DATA TO USE.
——

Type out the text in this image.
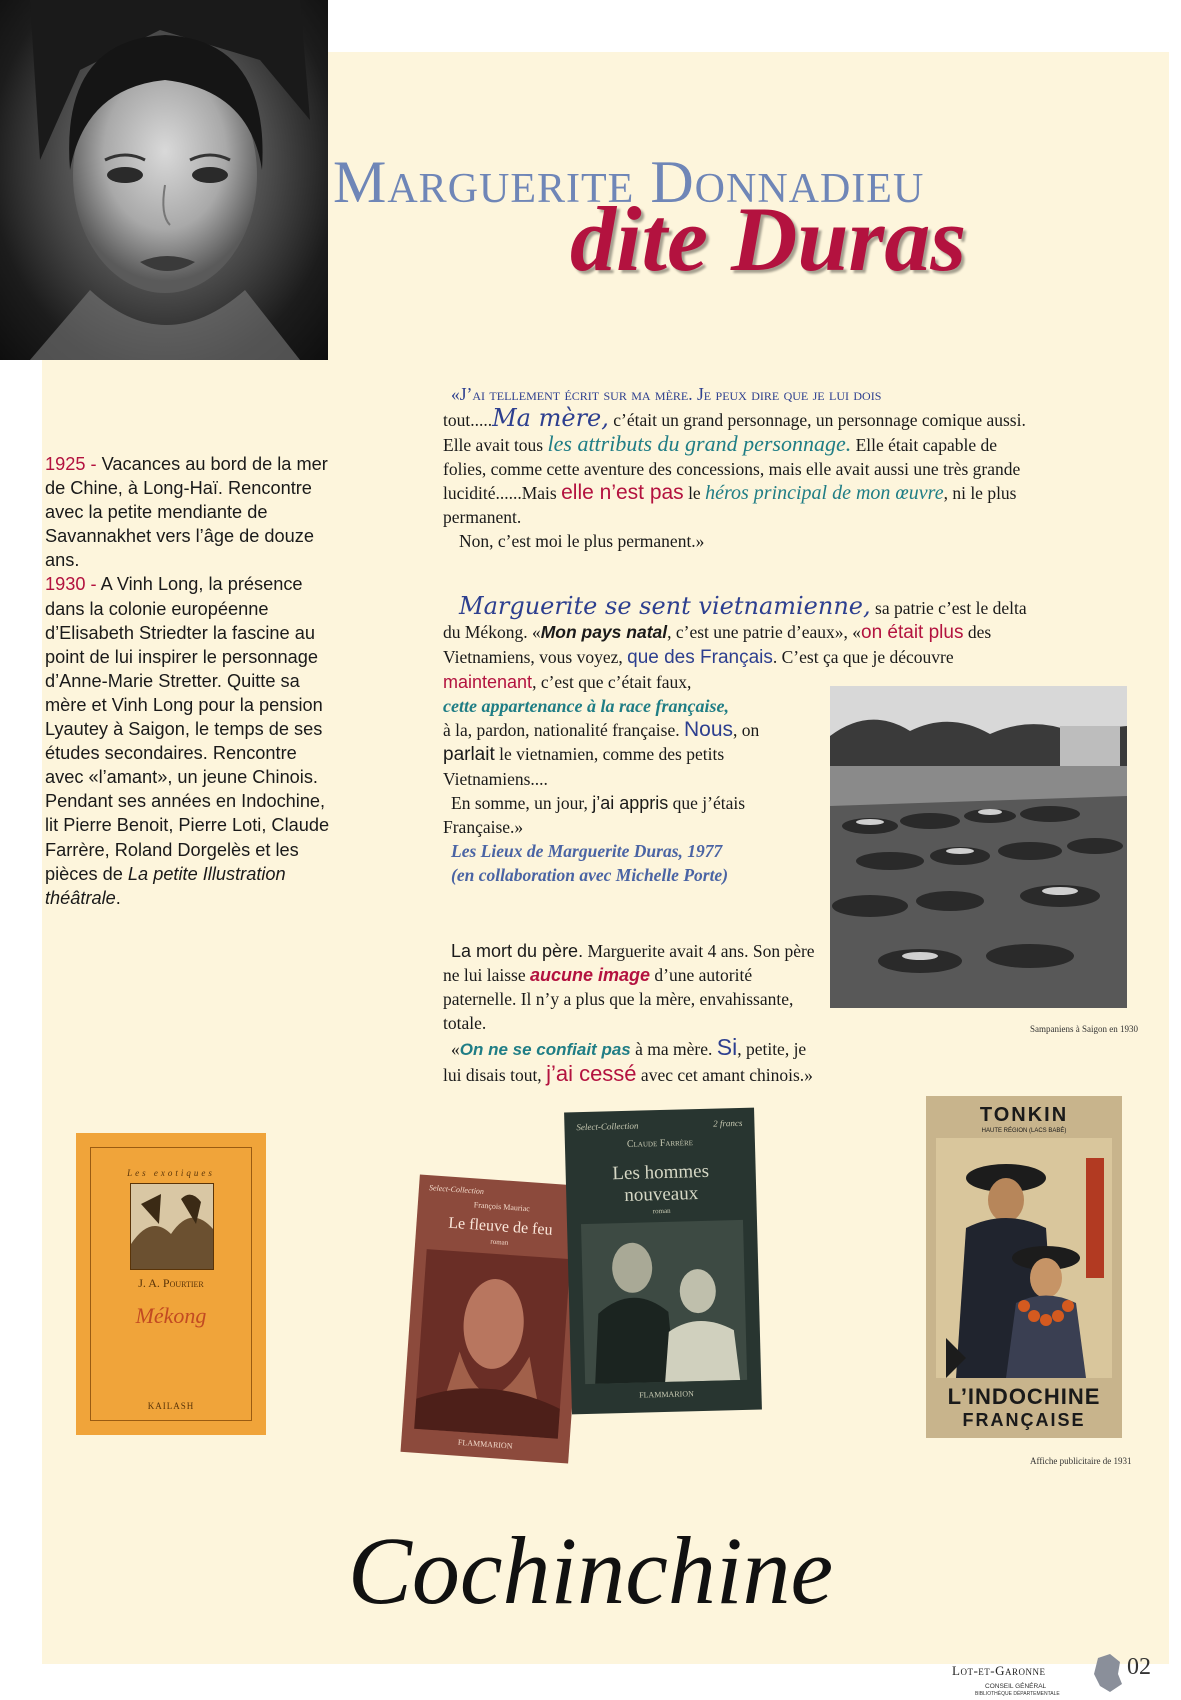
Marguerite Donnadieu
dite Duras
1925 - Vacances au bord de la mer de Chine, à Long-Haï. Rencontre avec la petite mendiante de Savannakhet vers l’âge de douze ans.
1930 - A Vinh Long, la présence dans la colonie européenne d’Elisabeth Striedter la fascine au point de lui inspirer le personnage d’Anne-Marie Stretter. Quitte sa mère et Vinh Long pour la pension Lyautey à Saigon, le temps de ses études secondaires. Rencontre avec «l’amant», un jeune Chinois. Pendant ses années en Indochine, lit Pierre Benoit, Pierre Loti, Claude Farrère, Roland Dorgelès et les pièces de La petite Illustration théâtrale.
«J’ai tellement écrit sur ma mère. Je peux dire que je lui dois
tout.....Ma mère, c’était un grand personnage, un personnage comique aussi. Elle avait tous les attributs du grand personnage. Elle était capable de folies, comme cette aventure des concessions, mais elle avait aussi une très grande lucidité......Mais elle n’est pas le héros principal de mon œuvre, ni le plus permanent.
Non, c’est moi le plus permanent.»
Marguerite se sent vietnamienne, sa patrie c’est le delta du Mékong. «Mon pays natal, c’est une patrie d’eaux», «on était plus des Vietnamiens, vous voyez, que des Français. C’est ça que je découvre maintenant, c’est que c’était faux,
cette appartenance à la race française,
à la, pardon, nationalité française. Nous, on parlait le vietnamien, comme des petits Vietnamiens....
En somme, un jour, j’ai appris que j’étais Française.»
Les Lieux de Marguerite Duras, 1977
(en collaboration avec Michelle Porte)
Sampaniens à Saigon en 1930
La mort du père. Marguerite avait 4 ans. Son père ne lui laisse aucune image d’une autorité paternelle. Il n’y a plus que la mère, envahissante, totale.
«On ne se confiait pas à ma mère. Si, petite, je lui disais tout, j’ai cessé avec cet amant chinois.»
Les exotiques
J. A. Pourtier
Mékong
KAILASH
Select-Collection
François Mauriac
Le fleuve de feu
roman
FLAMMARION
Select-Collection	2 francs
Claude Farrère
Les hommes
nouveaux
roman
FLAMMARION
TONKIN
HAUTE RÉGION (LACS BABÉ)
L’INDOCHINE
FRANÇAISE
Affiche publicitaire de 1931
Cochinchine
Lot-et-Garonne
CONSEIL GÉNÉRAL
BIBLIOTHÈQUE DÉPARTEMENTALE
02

——

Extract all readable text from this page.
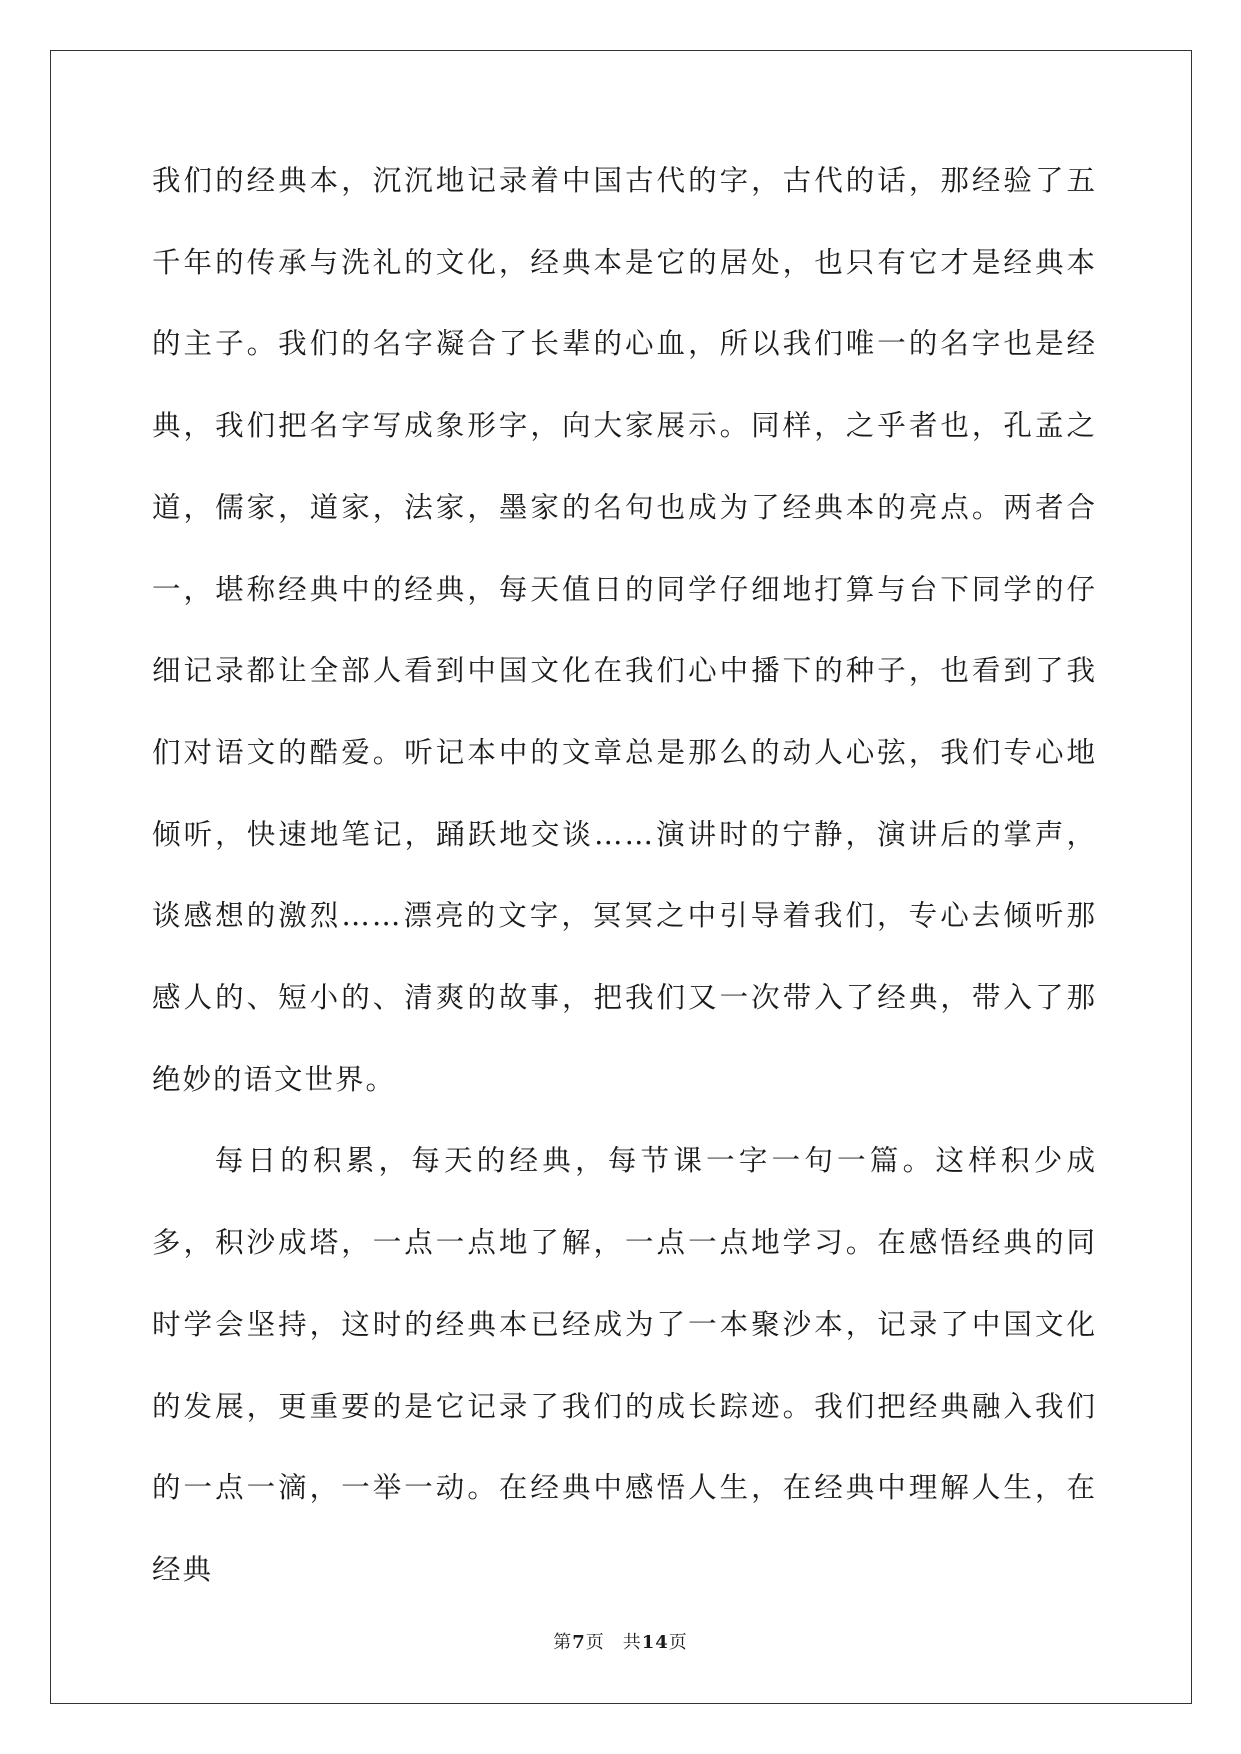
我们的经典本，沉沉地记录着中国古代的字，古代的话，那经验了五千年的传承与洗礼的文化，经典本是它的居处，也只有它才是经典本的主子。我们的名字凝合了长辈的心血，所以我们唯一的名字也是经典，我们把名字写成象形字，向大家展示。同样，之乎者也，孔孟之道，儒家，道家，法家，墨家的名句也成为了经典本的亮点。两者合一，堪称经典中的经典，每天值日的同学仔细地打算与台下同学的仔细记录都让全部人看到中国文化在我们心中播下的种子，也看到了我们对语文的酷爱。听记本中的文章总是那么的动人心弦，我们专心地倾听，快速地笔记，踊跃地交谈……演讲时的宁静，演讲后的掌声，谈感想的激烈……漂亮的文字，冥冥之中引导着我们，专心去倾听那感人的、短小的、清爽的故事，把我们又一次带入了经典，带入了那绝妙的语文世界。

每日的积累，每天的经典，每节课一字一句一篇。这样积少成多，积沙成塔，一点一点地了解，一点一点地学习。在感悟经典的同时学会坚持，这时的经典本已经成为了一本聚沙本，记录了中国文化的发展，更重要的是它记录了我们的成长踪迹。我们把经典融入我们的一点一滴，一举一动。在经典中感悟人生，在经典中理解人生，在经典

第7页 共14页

——

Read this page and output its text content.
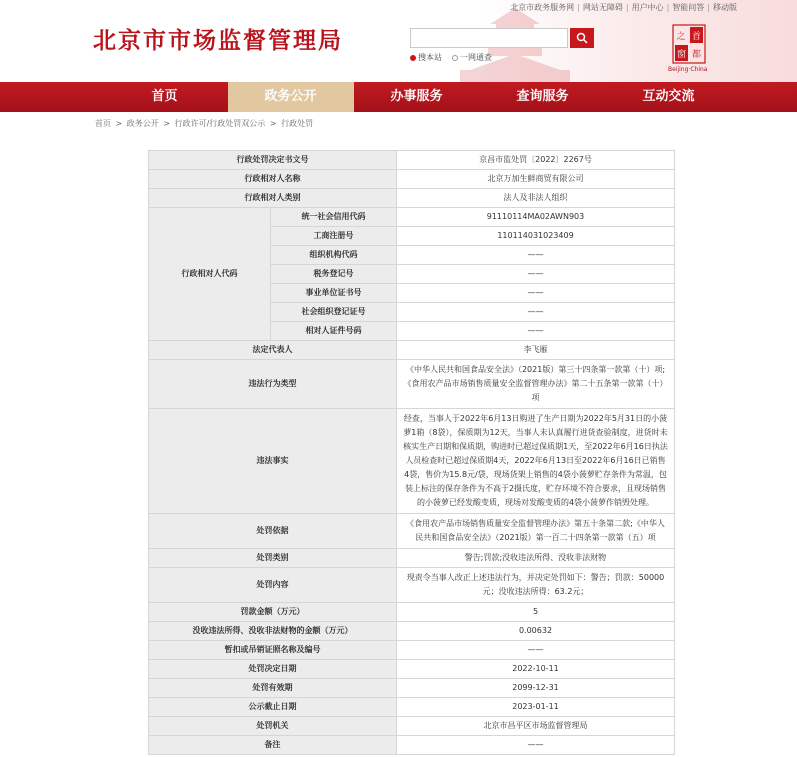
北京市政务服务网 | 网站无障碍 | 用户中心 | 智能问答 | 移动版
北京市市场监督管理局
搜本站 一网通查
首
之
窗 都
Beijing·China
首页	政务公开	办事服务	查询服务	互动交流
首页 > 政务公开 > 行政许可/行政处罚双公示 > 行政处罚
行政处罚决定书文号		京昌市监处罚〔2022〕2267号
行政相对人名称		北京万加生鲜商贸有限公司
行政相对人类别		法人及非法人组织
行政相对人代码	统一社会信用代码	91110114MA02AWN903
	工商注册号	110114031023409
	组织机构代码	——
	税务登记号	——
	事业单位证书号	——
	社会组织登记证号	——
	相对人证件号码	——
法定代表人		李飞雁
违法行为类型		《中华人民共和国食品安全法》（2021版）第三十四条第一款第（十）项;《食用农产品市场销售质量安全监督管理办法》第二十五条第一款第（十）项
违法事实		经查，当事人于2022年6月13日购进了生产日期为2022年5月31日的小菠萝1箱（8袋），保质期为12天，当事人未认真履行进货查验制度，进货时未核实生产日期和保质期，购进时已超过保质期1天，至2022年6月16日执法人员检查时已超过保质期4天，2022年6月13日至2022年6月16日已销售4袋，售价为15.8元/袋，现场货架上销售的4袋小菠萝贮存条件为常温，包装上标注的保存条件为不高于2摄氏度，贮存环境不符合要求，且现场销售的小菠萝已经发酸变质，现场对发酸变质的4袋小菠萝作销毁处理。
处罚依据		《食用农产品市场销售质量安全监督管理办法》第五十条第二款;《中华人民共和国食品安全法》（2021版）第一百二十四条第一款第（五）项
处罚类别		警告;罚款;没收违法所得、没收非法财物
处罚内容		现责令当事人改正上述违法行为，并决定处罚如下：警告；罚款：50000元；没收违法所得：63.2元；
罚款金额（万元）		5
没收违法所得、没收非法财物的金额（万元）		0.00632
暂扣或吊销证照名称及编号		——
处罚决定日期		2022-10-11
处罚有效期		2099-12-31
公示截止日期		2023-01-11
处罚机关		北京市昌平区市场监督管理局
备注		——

——

Work out the number of lines above that include the string "amant" and write only that number.

REPLY.
2